_The problem_. Copy out every line in which the string "impuesto" occurs.

Records from a data collection
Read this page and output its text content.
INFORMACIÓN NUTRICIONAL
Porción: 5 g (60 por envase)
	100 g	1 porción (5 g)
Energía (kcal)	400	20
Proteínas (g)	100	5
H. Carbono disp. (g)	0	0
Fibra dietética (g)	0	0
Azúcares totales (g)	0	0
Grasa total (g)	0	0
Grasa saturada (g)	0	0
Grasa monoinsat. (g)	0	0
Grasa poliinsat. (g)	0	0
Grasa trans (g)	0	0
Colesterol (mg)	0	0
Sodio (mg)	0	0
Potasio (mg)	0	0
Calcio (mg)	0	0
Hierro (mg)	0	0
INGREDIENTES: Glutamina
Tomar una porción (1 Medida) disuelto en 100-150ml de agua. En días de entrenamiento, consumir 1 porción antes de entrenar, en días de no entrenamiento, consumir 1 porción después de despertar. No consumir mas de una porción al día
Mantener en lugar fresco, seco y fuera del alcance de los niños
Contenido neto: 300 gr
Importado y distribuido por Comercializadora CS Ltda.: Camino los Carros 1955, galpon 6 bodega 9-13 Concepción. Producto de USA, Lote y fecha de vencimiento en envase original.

...

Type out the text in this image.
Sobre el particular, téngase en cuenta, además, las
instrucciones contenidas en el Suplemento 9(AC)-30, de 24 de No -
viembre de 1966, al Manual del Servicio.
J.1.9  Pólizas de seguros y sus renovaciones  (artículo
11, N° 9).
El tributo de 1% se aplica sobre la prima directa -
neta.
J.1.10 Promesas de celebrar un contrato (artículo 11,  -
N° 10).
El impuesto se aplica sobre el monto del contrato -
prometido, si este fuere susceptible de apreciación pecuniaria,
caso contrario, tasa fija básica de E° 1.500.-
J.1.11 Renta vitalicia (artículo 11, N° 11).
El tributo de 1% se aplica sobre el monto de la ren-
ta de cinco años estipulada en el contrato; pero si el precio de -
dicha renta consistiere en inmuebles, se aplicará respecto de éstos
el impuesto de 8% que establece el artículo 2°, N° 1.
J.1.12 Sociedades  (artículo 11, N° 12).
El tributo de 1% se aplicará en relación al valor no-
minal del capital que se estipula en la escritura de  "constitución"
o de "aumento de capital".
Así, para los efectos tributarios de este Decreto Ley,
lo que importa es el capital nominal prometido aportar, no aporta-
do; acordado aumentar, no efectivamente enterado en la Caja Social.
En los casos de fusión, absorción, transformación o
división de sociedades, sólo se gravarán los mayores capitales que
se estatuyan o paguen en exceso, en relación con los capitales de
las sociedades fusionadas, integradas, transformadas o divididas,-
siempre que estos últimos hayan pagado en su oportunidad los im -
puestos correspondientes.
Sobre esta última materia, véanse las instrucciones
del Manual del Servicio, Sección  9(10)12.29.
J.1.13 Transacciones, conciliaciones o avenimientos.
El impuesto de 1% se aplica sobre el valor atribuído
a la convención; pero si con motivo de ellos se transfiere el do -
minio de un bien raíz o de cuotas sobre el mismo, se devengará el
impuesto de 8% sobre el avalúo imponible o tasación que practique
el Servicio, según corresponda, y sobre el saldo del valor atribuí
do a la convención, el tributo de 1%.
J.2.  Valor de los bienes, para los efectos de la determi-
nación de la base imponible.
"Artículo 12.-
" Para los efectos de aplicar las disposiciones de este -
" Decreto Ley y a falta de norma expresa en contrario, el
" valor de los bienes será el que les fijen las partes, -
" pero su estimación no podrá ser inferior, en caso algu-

_Task solution_.
El impuesto se aplica sobre el monto del contrato -
el impuesto de 8% que establece el artículo 2°, N° 1.
El impuesto de 1% se aplica sobre el valor atribuído
impuesto de 8% sobre el avalúo imponible o tasación que practique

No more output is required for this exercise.